_Written problem_
Filter out everything except lines holding "idem".

(Collection entries)

★ ★ ★ ★ ★ ★ ★

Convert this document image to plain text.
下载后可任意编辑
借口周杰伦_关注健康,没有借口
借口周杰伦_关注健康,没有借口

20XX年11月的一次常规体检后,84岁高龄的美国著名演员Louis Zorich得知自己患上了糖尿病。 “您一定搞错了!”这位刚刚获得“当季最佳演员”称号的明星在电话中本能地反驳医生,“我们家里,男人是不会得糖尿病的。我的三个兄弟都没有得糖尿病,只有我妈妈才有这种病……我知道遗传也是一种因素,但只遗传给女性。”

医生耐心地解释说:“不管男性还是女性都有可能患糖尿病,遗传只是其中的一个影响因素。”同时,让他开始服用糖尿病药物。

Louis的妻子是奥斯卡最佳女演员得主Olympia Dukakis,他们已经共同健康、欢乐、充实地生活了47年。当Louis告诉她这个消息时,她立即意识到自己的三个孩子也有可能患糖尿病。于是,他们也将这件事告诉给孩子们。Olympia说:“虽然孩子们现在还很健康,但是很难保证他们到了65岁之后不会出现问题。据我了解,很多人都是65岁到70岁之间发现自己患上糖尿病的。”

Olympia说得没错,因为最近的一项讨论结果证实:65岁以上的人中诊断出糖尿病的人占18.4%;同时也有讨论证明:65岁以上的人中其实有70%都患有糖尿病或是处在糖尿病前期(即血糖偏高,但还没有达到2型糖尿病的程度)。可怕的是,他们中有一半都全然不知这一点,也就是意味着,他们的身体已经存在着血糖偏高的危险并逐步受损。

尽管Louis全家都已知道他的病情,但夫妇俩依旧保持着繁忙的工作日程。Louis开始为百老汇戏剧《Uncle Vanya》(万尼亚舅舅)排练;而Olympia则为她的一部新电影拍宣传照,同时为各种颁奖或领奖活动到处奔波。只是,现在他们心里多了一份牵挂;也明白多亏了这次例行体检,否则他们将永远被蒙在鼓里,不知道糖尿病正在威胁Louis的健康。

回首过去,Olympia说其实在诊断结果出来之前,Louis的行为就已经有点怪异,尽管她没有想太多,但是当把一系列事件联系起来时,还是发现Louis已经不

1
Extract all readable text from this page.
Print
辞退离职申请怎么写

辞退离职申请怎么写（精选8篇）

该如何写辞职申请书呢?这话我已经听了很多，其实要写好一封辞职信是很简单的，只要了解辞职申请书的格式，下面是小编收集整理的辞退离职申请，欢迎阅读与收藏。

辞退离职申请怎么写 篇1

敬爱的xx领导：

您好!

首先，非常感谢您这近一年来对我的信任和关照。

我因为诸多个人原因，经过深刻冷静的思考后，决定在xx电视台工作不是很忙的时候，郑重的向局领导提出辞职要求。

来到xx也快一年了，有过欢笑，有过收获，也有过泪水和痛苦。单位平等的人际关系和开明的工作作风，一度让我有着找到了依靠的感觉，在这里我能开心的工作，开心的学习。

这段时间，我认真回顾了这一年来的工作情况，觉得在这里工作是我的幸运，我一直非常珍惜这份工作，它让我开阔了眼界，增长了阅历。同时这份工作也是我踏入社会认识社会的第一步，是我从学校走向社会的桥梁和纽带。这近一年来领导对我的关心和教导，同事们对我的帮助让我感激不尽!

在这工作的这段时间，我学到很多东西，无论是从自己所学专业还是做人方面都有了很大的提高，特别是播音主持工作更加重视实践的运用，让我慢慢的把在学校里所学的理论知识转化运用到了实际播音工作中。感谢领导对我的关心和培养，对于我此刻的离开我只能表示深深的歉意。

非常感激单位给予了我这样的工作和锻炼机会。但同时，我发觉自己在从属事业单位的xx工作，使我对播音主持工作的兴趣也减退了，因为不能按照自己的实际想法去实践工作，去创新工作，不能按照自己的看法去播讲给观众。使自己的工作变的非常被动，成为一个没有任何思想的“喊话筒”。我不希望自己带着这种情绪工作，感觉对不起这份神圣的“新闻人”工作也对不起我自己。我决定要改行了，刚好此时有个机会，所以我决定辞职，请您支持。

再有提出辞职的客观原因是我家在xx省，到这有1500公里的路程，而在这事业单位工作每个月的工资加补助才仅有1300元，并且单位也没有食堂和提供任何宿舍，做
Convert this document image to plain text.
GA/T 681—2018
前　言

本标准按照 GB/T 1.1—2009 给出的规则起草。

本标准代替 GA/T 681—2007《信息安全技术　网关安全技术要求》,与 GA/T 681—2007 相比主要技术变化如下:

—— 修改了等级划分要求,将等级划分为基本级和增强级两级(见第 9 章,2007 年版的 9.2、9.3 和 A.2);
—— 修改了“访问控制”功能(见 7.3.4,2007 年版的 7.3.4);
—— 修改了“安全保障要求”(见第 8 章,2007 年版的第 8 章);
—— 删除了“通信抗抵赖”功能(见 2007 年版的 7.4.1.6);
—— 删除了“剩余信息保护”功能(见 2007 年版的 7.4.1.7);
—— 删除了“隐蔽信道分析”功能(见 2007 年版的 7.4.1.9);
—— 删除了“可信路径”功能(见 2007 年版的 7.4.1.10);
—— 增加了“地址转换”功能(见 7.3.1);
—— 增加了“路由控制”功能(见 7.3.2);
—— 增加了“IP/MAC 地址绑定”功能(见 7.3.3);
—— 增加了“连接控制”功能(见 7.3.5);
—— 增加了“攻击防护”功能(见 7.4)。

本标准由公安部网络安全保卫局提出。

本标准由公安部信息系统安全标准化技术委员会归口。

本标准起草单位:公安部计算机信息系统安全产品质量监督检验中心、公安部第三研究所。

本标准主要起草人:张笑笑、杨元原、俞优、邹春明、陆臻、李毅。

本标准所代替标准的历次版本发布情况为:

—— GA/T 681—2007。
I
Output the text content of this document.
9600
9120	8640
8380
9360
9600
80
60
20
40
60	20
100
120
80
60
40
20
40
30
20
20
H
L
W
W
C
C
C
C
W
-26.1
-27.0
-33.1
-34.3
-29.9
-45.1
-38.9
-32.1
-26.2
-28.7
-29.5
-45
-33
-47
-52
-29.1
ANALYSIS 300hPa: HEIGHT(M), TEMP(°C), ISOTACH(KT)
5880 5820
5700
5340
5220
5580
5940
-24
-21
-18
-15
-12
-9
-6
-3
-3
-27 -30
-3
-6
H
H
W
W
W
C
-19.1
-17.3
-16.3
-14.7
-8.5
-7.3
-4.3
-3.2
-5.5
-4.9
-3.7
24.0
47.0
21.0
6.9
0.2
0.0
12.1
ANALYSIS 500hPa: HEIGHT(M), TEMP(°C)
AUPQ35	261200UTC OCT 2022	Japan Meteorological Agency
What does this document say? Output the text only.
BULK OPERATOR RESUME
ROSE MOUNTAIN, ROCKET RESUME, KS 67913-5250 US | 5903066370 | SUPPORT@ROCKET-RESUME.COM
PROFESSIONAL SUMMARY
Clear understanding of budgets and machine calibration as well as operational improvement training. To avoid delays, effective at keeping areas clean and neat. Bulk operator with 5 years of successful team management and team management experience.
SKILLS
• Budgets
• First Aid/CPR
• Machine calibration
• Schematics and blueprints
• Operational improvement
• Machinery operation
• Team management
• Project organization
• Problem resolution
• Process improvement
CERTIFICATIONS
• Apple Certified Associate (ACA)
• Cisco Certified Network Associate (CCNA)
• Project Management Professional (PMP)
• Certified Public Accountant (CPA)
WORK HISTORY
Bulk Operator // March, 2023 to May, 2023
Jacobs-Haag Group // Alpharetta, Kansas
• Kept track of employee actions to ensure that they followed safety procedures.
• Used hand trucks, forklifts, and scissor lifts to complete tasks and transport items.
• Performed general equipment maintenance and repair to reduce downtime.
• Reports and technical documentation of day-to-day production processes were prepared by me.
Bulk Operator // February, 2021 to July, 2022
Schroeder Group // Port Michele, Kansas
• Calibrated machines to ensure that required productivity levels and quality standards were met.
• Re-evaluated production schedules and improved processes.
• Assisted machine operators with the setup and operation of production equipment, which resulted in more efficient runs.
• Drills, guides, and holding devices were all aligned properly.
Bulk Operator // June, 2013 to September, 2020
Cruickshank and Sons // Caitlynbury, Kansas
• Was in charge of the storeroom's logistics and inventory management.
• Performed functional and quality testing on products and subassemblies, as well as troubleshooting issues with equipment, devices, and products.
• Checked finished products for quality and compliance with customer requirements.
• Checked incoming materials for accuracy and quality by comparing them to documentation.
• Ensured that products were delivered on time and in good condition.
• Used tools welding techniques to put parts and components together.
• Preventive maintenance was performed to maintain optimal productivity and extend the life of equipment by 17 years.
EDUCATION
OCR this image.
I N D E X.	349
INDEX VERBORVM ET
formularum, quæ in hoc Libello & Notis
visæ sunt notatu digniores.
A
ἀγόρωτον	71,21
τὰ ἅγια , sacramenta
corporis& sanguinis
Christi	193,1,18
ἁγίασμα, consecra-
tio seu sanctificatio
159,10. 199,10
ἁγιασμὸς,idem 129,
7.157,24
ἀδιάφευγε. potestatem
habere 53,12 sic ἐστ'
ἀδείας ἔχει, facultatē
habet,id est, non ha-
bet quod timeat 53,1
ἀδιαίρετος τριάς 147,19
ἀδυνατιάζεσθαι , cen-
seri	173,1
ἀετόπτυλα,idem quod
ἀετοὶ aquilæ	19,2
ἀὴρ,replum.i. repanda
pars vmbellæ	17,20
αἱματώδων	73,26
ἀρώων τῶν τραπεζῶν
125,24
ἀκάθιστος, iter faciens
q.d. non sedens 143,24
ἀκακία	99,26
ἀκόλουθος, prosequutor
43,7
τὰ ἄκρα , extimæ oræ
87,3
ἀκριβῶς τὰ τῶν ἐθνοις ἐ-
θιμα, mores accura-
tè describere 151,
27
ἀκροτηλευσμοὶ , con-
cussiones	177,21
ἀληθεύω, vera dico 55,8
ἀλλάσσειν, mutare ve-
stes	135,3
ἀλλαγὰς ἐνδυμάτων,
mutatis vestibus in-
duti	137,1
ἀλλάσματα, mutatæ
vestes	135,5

★ ★ ★ ★ ★ ★ ★

_Solution_
ἁγιασμὸς,idem 129,
ἀετόπτυλα,idem quod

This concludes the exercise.